→ Provided material
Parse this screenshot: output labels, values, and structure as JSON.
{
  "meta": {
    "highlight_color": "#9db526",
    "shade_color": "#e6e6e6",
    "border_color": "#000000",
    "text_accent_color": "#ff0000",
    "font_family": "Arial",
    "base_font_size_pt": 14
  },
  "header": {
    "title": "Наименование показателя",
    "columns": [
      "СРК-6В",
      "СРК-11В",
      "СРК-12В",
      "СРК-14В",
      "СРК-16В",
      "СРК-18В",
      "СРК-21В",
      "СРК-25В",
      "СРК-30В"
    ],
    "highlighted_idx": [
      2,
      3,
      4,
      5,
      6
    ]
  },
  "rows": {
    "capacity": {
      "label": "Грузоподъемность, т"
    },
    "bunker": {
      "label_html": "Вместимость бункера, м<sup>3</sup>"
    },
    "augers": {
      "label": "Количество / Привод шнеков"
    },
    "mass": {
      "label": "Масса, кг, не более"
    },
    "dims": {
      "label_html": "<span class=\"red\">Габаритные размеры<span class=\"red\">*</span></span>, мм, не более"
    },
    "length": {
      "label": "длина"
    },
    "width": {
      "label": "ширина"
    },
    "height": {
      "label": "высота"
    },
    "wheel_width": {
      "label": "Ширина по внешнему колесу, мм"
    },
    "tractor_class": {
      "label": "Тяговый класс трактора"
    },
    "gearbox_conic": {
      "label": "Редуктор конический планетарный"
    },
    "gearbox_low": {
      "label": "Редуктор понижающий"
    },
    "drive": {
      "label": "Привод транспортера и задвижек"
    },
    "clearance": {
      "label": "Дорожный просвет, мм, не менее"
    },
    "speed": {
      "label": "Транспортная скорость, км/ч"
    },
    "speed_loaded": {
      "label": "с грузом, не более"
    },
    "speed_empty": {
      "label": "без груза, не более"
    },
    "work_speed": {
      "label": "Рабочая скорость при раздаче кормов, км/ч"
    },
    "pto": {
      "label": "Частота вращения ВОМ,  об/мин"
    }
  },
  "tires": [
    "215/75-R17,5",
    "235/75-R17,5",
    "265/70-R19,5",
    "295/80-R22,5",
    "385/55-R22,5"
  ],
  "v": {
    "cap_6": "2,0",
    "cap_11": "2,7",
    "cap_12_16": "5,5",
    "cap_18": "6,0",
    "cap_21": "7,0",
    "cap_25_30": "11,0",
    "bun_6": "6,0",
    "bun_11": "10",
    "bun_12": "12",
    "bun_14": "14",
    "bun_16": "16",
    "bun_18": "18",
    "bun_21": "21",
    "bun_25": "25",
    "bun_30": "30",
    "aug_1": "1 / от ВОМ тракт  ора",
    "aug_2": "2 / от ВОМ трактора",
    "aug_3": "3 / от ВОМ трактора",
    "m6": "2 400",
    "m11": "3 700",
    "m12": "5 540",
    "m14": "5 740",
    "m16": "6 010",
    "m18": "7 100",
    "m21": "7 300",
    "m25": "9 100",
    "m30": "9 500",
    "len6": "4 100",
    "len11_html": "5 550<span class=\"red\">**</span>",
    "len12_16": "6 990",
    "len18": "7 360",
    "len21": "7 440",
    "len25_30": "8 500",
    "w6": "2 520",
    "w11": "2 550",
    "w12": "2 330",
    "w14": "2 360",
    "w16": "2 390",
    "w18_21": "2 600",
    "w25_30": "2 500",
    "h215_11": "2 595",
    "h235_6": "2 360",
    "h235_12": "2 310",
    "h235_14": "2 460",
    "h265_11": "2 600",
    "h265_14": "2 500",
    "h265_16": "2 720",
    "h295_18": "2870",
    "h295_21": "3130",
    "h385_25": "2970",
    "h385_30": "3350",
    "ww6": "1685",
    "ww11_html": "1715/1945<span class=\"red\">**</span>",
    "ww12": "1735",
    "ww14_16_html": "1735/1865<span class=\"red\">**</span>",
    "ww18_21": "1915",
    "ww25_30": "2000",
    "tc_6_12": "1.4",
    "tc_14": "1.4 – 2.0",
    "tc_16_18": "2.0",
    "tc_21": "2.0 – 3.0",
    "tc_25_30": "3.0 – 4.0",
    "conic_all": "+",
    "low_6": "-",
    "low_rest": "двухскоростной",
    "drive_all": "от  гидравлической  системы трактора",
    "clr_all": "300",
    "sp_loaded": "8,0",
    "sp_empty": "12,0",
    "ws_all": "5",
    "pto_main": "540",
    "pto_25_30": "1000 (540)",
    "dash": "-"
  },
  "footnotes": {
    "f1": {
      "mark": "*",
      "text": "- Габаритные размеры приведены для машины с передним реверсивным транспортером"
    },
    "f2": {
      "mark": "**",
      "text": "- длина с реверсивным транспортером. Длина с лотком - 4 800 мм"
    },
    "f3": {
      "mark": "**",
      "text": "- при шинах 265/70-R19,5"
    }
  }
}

→ The problem
Among the lines of the material, find those that hold the word "реверсивным" and copy them.

→ Result of the task
      "text": "- Габаритные размеры приведены для машины с передним реверсивным транспортером"
      "text": "- длина с реверсивным транспортером. Длина с лотком - 4 800 мм"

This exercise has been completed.